The exercise — Please retype the records below exactly, leaving out any pictures.

Task inputs —
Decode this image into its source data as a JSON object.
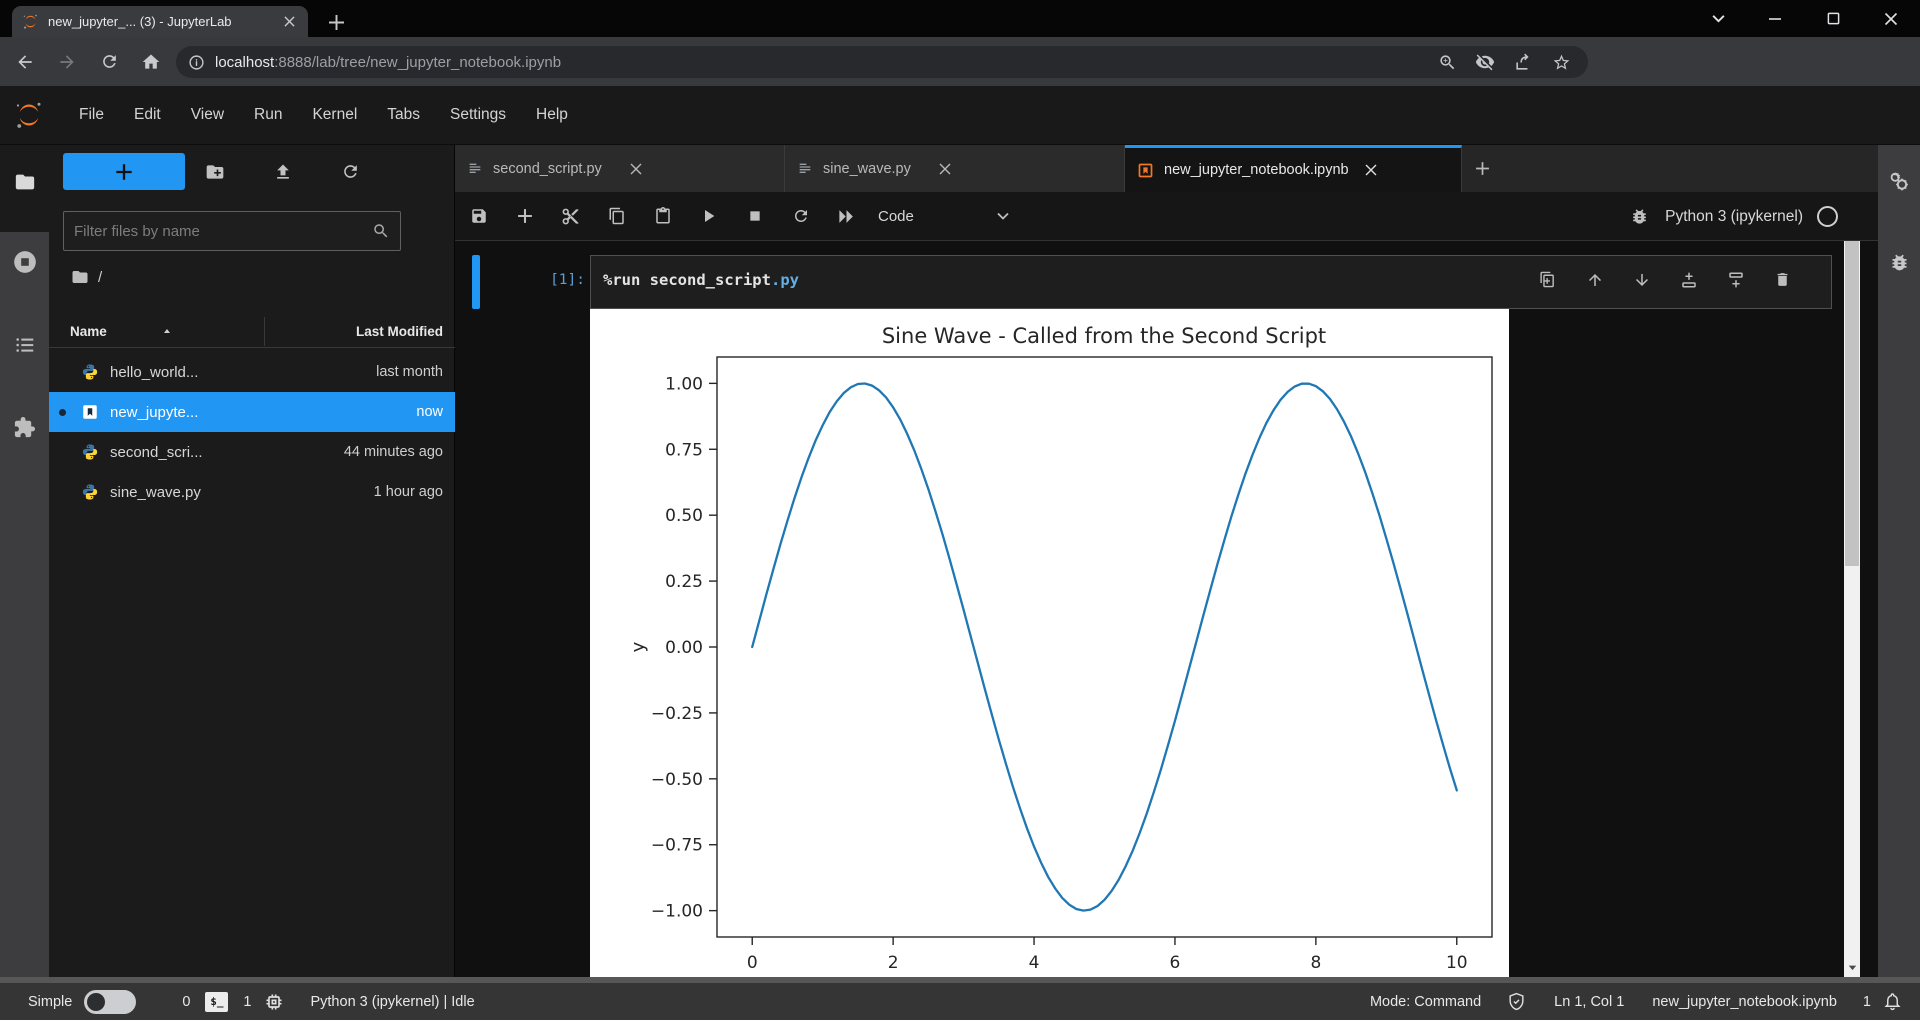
{
  "browser": {
    "tab_title": "new_jupyter_... (3) - JupyterLab",
    "url_host": "localhost",
    "url_path": ":8888/lab/tree/new_jupyter_notebook.ipynb"
  },
  "menubar": {
    "items": [
      "File",
      "Edit",
      "View",
      "Run",
      "Kernel",
      "Tabs",
      "Settings",
      "Help"
    ]
  },
  "filebrowser": {
    "filter_placeholder": "Filter files by name",
    "breadcrumb_root": "/",
    "col_name": "Name",
    "col_modified": "Last Modified",
    "files": [
      {
        "name": "hello_world...",
        "modified": "last month",
        "type": "python"
      },
      {
        "name": "new_jupyte...",
        "modified": "now",
        "type": "notebook"
      },
      {
        "name": "second_scri...",
        "modified": "44 minutes ago",
        "type": "python"
      },
      {
        "name": "sine_wave.py",
        "modified": "1 hour ago",
        "type": "python"
      }
    ]
  },
  "dock": {
    "tabs": [
      {
        "label": "second_script.py",
        "type": "file"
      },
      {
        "label": "sine_wave.py",
        "type": "file"
      },
      {
        "label": "new_jupyter_notebook.ipynb",
        "type": "notebook"
      }
    ],
    "toolbar": {
      "cell_type": "Code",
      "kernel_name": "Python 3 (ipykernel)"
    }
  },
  "cell": {
    "prompt": "[1]:",
    "code_main": "%run second_script",
    "code_accent": ".py"
  },
  "chart_data": {
    "type": "line",
    "title": "Sine Wave - Called from the Second Script",
    "xlabel": "",
    "ylabel": "y",
    "x_ticks": [
      0,
      2,
      4,
      6,
      8,
      10
    ],
    "y_ticks": [
      1.0,
      0.75,
      0.5,
      0.25,
      0.0,
      -0.25,
      -0.5,
      -0.75,
      -1.0
    ],
    "xlim": [
      -0.5,
      10.5
    ],
    "ylim": [
      -1.1,
      1.1
    ],
    "grid": false,
    "line_color": "#1f77b4",
    "series": [
      {
        "name": "sin(x)",
        "fn": "sin",
        "x_min": 0,
        "x_max": 10,
        "n_points": 101
      }
    ]
  },
  "statusbar": {
    "simple_label": "Simple",
    "terminals_count": "0",
    "terminal_glyph": "$_",
    "kernels_count": "1",
    "kernel_status": "Python 3 (ipykernel) | Idle",
    "mode": "Mode: Command",
    "cursor_position": "Ln 1, Col 1",
    "filename": "new_jupyter_notebook.ipynb",
    "notification_count": "1"
  }
}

The response —
Decode this image into its source data as a JSON object.
{
  "browser": {
    "tab_title": "new_jupyter_... (3) - JupyterLab",
    "url_host": "localhost",
    "url_path": ":8888/lab/tree/new_jupyter_notebook.ipynb"
  },
  "menubar": {
    "items": [
      "File",
      "Edit",
      "View",
      "Run",
      "Kernel",
      "Tabs",
      "Settings",
      "Help"
    ]
  },
  "filebrowser": {
    "filter_placeholder": "Filter files by name",
    "breadcrumb_root": "/",
    "col_name": "Name",
    "col_modified": "Last Modified",
    "files": [
      {
        "name": "hello_world...",
        "modified": "last month",
        "type": "python"
      },
      {
        "name": "new_jupyte...",
        "modified": "now",
        "type": "notebook"
      },
      {
        "name": "second_scri...",
        "modified": "44 minutes ago",
        "type": "python"
      },
      {
        "name": "sine_wave.py",
        "modified": "1 hour ago",
        "type": "python"
      }
    ]
  },
  "dock": {
    "tabs": [
      {
        "label": "second_script.py",
        "type": "file"
      },
      {
        "label": "sine_wave.py",
        "type": "file"
      },
      {
        "label": "new_jupyter_notebook.ipynb",
        "type": "notebook"
      }
    ],
    "toolbar": {
      "cell_type": "Code",
      "kernel_name": "Python 3 (ipykernel)"
    }
  },
  "cell": {
    "prompt": "[1]:",
    "code_main": "%run second_script",
    "code_accent": ".py"
  },
  "chart_data": {
    "type": "line",
    "title": "Sine Wave - Called from the Second Script",
    "xlabel": "",
    "ylabel": "y",
    "x_ticks": [
      0,
      2,
      4,
      6,
      8,
      10
    ],
    "y_ticks": [
      1.0,
      0.75,
      0.5,
      0.25,
      0.0,
      -0.25,
      -0.5,
      -0.75,
      -1.0
    ],
    "xlim": [
      -0.5,
      10.5
    ],
    "ylim": [
      -1.1,
      1.1
    ],
    "grid": false,
    "line_color": "#1f77b4",
    "series": [
      {
        "name": "sin(x)",
        "fn": "sin",
        "x_min": 0,
        "x_max": 10,
        "n_points": 101
      }
    ]
  },
  "statusbar": {
    "simple_label": "Simple",
    "terminals_count": "0",
    "terminal_glyph": "$_",
    "kernels_count": "1",
    "kernel_status": "Python 3 (ipykernel) | Idle",
    "mode": "Mode: Command",
    "cursor_position": "Ln 1, Col 1",
    "filename": "new_jupyter_notebook.ipynb",
    "notification_count": "1"
  }
}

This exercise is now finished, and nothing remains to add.